* **WHAT YOU HAVE TO DO**: Write out the lines below unchanged, from the first line through the line containing "x-tick-label: 23: [880, 808, 906, 830]", both included.

* **Stored dataset items**:

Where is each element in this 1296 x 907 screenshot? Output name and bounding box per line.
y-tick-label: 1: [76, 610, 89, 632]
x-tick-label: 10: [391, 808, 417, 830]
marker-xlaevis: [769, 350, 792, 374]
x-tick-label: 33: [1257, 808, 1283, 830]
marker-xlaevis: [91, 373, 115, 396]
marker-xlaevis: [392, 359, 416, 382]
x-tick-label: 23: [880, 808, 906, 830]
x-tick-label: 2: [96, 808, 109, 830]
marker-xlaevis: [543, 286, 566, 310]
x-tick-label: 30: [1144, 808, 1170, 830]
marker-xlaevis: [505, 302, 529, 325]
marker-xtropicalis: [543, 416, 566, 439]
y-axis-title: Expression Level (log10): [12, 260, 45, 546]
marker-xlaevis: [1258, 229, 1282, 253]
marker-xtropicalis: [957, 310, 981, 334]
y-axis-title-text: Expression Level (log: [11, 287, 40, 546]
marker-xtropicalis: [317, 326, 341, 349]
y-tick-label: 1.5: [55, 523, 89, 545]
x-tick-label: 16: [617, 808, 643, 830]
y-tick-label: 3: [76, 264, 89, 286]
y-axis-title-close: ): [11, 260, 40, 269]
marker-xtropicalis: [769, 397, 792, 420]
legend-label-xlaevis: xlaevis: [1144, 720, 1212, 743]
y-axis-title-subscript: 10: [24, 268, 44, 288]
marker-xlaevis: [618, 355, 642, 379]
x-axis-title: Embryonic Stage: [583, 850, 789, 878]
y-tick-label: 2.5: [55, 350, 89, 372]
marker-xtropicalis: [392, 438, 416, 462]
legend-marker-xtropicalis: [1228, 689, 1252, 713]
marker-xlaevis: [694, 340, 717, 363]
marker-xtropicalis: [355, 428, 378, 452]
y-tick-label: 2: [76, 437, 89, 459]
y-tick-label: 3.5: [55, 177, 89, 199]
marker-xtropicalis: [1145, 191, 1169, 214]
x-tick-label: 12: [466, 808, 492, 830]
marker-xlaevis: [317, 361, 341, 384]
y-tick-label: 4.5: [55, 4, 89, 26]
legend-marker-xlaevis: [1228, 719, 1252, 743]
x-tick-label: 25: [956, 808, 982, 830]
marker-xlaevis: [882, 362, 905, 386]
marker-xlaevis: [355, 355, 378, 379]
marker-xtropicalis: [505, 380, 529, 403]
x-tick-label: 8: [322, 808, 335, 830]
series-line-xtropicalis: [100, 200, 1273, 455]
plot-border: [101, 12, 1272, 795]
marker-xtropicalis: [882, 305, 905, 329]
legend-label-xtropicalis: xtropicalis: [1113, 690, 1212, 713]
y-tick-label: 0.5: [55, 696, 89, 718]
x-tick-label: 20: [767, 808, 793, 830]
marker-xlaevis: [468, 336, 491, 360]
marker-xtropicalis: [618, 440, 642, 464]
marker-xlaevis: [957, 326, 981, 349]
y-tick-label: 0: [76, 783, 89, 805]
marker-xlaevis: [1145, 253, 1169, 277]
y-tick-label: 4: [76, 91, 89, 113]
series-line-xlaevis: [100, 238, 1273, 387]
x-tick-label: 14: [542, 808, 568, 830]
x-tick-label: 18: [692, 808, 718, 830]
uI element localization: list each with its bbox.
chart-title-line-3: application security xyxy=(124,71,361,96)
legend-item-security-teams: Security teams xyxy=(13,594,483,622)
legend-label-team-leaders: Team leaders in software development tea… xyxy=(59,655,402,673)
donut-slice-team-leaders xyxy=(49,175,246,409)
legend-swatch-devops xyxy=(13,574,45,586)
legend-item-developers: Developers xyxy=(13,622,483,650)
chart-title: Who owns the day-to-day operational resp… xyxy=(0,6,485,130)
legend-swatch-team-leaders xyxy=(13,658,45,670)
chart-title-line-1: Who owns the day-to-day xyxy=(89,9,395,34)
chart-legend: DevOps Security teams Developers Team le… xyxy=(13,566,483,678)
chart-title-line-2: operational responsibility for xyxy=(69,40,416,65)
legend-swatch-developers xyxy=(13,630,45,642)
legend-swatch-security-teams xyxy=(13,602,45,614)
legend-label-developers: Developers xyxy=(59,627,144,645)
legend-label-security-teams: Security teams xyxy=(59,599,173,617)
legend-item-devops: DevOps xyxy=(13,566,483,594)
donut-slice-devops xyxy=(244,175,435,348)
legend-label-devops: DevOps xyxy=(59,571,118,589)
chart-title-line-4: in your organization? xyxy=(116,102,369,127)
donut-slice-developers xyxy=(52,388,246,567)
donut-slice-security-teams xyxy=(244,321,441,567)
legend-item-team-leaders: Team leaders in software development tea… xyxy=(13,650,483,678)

* **PROBLEM SOLUTION**:
Where is each element in this 1296 x 907 screenshot? Output name and bounding box per line.
y-tick-label: 1: [76, 610, 89, 632]
x-tick-label: 10: [391, 808, 417, 830]
marker-xlaevis: [769, 350, 792, 374]
x-tick-label: 33: [1257, 808, 1283, 830]
marker-xlaevis: [91, 373, 115, 396]
marker-xlaevis: [392, 359, 416, 382]
x-tick-label: 23: [880, 808, 906, 830]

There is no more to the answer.